* _Short exercise 1_: Put the stretch from the start of the entries through the line containing "volume-bar (197, 323, 200, 332)" into a JSON list of strings, one string per line, leaving out blank lines.
-- Start Given passage --
BRIEF DESCRIPTION OF THE DRAWINGS
[0009] Embodiments are illustrated by way of example and not
limitation in the figures of the accompanying drawings, in which
like references indicate similar elements and in which:
[0010] FIG. 1 illustrates a computer network environment that
implements one or more embodiments of a financial management
system;
[0011] FIG. 2A illustrates a network environment in which funds are
transferred between various financial institutions using two
different payment channels, under an embodiment;
[0012] FIG. 2B illustrates a network environment for disbursement
of funds under various transaction types using a financial
management system server, according to an embodiment;
[0013] FIG. 3A illustrates an example of the transactions that may
be fulfilled using the system of FIG. 2B;
[0014] FIG. 3B is a table that illustrates the real-time debit and
credit components for a financial management process, under an
embodiment;
[0015] FIG. 4 is a block diagram of components and modules of an
account-to-account management process executed by the financial
management system server, under an embodiment;
[0016] FIG. 5A is a flowchart of an example loan funding
transaction performed under a financial management system, under an
embodiment;
[0017] FIG. 5B is a block diagram of a loan funding system, under
an embodiment;
[0018] FIG. 6 illustrates web page displayed through a user
interface for the funding of a loan in a first example;
[0019] FIG. 7 illustrates web page displayed through a user
interface for the funding of a loan in a second example; and
[0020] FIG. 8 illustrates web page displayed through a user
interface for the funding of a loan in a third example.
INCORPORATION BY REFERENCE
[0021] The related, co-pending U.S. application Ser. No. 11/584,783
entitled "Multi-Channel Transaction System for Transferring Assets
Between Accounts at Different Financial Institutions," and filed on
Oct. 19, 2006 is hereby incorporated in its entirety by
reference.
DETAILED DESCRIPTION
[0022] Embodiments of a system for real-time settlements of credit
and debit transactions using Electronic Funds Transfer (EFT)
networks are described. A financial management system server
utilizes an ATM network infrastructure to enable real-time
disbursement of loan funds, real-time wire transfers, and instant
collection of funds in bill pay systems for vendors. The server
processes credits out of an OFDI (Originating Depository Financial
Institution) account and transfers in funds to cover the
transaction at least as soon as the end of the same business
day.
[0023] In the following description, numerous specific details are
introduced to provide a thorough understanding of, and enabling
description for, embodiments of the financial transaction system.
One skilled in the relevant art, however, will recognize that these
embodiments can be practiced without one or more of the specific
details, or with other components, systems, and so on. In other
instances, well-known structures or operations are not shown, or
are not described in detail, to avoid obscuring aspects of the
disclosed embodiments.
-- End Given passage --
* _Short exercise 2_: According to the passage on the financial management system, why are some well-known structures or operations not shown or not described in detail?
-- Start Given records --
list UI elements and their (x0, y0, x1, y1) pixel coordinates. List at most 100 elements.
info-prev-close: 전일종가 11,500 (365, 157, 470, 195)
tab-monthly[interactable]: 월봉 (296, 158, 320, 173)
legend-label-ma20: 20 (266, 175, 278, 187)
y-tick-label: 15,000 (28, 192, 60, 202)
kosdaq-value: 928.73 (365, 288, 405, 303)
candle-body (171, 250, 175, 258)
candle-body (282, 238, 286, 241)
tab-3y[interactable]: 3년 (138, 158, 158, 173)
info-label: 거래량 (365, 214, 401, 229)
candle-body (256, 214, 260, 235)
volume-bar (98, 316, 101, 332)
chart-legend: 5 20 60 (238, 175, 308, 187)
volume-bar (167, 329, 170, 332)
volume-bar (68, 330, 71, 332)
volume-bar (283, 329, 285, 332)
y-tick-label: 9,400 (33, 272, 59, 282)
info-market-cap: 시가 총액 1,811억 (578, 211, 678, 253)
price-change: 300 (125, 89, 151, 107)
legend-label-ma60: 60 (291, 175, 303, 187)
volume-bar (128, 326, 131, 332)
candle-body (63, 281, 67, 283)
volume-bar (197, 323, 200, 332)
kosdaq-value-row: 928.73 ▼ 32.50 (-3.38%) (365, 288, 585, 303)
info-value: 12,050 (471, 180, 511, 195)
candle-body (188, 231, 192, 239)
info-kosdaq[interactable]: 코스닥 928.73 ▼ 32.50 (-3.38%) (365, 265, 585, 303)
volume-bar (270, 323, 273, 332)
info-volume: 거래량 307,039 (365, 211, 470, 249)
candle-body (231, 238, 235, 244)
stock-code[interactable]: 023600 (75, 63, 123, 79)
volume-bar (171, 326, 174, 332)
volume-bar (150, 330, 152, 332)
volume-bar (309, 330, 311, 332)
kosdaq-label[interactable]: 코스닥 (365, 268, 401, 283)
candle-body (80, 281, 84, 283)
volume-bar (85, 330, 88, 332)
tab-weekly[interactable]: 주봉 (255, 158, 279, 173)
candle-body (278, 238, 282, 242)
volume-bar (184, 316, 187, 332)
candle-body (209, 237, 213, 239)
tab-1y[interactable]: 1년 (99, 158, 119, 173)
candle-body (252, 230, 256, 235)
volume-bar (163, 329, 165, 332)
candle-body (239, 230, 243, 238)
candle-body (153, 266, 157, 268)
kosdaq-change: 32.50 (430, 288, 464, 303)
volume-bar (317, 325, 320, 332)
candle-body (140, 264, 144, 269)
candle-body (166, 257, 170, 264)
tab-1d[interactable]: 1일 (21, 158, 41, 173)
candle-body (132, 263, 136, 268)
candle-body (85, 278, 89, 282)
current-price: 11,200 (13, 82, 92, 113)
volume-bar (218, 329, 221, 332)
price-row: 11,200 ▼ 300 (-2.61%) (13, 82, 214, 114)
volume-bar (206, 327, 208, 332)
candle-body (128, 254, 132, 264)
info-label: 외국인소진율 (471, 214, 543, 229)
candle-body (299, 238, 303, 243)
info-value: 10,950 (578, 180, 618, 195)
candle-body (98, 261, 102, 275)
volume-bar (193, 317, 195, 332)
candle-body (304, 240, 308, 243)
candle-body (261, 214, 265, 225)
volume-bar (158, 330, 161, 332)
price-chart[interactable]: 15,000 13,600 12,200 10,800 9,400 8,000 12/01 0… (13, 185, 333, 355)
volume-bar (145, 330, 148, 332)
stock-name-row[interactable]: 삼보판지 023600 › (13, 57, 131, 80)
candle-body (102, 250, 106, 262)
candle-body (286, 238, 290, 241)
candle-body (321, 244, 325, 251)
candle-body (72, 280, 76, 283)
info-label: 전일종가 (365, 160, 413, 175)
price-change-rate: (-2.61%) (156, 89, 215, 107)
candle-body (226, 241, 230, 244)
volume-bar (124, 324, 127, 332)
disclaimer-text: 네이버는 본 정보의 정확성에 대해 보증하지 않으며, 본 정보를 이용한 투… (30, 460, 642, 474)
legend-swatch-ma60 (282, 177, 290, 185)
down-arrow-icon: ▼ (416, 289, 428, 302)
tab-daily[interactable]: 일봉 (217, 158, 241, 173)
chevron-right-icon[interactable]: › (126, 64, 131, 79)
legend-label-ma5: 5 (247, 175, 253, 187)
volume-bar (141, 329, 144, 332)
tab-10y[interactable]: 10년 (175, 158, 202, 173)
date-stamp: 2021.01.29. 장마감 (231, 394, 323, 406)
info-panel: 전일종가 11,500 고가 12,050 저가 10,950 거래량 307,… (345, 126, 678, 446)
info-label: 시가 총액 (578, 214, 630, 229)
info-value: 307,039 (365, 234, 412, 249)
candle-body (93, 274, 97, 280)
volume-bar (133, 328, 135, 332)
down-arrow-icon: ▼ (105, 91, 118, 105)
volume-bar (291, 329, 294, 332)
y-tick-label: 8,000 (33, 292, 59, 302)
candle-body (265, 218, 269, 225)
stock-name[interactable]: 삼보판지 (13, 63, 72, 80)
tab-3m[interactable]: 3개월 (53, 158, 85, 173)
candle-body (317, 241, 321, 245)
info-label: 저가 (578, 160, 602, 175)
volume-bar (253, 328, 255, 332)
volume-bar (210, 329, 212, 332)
-- End Given records --
* _Exercise output 1_:
[
  "list UI elements and their (x0, y0, x1, y1) pixel coordinates. List at most 100 elements.",
  "info-prev-close: 전일종가 11,500 (365, 157, 470, 195)",
  "tab-monthly[interactable]: 월봉 (296, 158, 320, 173)",
  "legend-label-ma20: 20 (266, 175, 278, 187)",
  "y-tick-label: 15,000 (28, 192, 60, 202)",
  "kosdaq-value: 928.73 (365, 288, 405, 303)",
  "candle-body (171, 250, 175, 258)",
  "candle-body (282, 238, 286, 241)",
  "tab-3y[interactable]: 3년 (138, 158, 158, 173)",
  "info-label: 거래량 (365, 214, 401, 229)",
  "candle-body (256, 214, 260, 235)",
  "volume-bar (98, 316, 101, 332)",
  "chart-legend: 5 20 60 (238, 175, 308, 187)",
  "volume-bar (167, 329, 170, 332)",
  "volume-bar (68, 330, 71, 332)",
  "volume-bar (283, 329, 285, 332)",
  "y-tick-label: 9,400 (33, 272, 59, 282)",
  "info-market-cap: 시가 총액 1,811억 (578, 211, 678, 253)",
  "price-change: 300 (125, 89, 151, 107)",
  "legend-label-ma60: 60 (291, 175, 303, 187)",
  "volume-bar (128, 326, 131, 332)",
  "candle-body (63, 281, 67, 283)",
  "volume-bar (197, 323, 200, 332)"
]

* _Exercise output 2_: They are not shown or not described in detail so that they do not obscure aspects of the disclosed embodiments.